**INPUT MATERIAL**
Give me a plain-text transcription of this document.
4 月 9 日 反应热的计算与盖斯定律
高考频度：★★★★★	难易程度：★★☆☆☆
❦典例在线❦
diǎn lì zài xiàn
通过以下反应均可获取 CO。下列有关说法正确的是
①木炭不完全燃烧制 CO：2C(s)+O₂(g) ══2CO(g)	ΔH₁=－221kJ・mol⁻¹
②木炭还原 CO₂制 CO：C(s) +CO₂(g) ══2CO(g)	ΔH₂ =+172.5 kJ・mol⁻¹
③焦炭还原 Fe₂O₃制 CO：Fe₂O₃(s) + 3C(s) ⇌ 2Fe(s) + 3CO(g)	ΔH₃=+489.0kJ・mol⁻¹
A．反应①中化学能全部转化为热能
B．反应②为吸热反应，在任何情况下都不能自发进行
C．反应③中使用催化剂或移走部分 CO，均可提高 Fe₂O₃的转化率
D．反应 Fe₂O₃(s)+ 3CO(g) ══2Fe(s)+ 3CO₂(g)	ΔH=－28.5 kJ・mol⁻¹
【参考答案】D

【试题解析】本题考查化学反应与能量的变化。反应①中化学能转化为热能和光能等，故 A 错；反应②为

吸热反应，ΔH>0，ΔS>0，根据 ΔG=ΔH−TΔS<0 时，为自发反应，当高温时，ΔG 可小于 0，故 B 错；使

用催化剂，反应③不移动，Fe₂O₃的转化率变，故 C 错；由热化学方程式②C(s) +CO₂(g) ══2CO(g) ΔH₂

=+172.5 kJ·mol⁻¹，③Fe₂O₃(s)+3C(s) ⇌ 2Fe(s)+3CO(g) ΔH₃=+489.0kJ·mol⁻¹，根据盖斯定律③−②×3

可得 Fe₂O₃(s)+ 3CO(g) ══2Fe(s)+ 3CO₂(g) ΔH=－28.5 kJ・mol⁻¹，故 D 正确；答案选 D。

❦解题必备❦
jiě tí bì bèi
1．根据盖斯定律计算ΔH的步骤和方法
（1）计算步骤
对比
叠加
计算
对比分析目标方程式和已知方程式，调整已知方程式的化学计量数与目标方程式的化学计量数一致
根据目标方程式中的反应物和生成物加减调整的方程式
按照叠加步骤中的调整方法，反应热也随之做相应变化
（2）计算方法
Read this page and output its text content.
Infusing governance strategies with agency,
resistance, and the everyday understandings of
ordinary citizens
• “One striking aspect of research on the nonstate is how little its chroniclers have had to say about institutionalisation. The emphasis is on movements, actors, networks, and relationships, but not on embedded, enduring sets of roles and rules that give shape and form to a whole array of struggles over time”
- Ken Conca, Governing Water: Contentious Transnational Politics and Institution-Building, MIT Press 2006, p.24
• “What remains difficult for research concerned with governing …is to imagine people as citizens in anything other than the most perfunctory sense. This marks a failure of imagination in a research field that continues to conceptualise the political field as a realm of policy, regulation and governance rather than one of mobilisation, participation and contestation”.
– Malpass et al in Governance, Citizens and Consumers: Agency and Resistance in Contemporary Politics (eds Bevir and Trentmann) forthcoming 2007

**PROMPT**
Say how many lines in the entries contain the string "text", and say nothing else.

**THE REPLY**
2